(Items from a figure collection)
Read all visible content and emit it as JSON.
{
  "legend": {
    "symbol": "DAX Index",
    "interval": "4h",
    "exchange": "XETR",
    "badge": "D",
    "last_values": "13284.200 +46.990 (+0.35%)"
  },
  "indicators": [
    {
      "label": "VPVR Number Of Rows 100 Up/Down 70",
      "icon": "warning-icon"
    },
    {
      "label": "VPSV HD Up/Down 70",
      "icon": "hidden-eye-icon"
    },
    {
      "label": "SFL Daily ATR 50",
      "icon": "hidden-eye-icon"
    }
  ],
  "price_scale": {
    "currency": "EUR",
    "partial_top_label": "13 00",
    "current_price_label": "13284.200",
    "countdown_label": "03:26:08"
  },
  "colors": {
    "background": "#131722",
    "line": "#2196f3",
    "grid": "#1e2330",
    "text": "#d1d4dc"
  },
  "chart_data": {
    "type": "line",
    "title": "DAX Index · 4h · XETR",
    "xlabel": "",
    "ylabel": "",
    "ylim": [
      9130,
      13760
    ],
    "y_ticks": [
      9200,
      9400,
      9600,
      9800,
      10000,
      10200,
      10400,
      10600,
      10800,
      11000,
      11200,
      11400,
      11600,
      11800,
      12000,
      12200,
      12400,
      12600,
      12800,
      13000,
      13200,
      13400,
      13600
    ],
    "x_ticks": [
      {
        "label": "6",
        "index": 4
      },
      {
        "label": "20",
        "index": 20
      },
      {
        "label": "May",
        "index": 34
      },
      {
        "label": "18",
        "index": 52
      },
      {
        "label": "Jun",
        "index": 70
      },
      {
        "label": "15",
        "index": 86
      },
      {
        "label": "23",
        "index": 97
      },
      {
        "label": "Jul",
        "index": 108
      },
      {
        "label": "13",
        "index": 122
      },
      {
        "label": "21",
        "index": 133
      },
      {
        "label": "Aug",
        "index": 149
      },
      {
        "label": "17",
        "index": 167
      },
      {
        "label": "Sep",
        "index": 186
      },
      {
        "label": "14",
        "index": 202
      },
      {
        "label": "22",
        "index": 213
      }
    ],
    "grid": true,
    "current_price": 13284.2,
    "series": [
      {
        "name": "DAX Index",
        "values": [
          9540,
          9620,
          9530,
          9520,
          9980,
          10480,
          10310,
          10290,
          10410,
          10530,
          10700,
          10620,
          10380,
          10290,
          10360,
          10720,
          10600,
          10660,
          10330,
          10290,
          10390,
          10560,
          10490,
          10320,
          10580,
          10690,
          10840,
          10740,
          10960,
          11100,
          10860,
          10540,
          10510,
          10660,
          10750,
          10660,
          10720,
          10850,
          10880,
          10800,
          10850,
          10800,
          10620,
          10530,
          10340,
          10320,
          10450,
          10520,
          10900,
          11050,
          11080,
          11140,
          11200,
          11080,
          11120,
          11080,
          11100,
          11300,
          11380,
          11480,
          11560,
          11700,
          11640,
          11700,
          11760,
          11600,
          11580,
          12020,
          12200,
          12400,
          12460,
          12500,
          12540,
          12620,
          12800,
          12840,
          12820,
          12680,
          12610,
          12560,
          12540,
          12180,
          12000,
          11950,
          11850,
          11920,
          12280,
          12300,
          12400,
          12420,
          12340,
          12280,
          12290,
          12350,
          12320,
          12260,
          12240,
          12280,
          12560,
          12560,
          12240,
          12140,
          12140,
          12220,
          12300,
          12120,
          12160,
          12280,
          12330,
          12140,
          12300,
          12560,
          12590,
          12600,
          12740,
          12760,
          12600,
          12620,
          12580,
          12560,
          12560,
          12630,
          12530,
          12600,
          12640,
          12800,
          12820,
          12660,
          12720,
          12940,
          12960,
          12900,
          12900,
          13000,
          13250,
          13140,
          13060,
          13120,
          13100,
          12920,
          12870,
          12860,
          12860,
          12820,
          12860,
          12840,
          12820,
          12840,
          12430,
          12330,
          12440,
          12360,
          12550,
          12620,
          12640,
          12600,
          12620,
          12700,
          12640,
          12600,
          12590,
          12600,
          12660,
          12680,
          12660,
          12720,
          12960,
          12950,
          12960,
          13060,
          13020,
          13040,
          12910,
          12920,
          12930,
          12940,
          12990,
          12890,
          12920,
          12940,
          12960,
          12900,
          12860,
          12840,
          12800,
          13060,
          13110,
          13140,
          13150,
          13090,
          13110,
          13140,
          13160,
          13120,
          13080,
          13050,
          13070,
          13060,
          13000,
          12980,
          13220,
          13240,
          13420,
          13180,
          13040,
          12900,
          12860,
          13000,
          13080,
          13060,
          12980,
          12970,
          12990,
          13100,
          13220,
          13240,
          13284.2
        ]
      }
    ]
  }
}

** Your objective **
Report back each line of the entries that holds the string "XETR".

** Task response **
    "exchange": "XETR",
    "title": "DAX Index · 4h · XETR",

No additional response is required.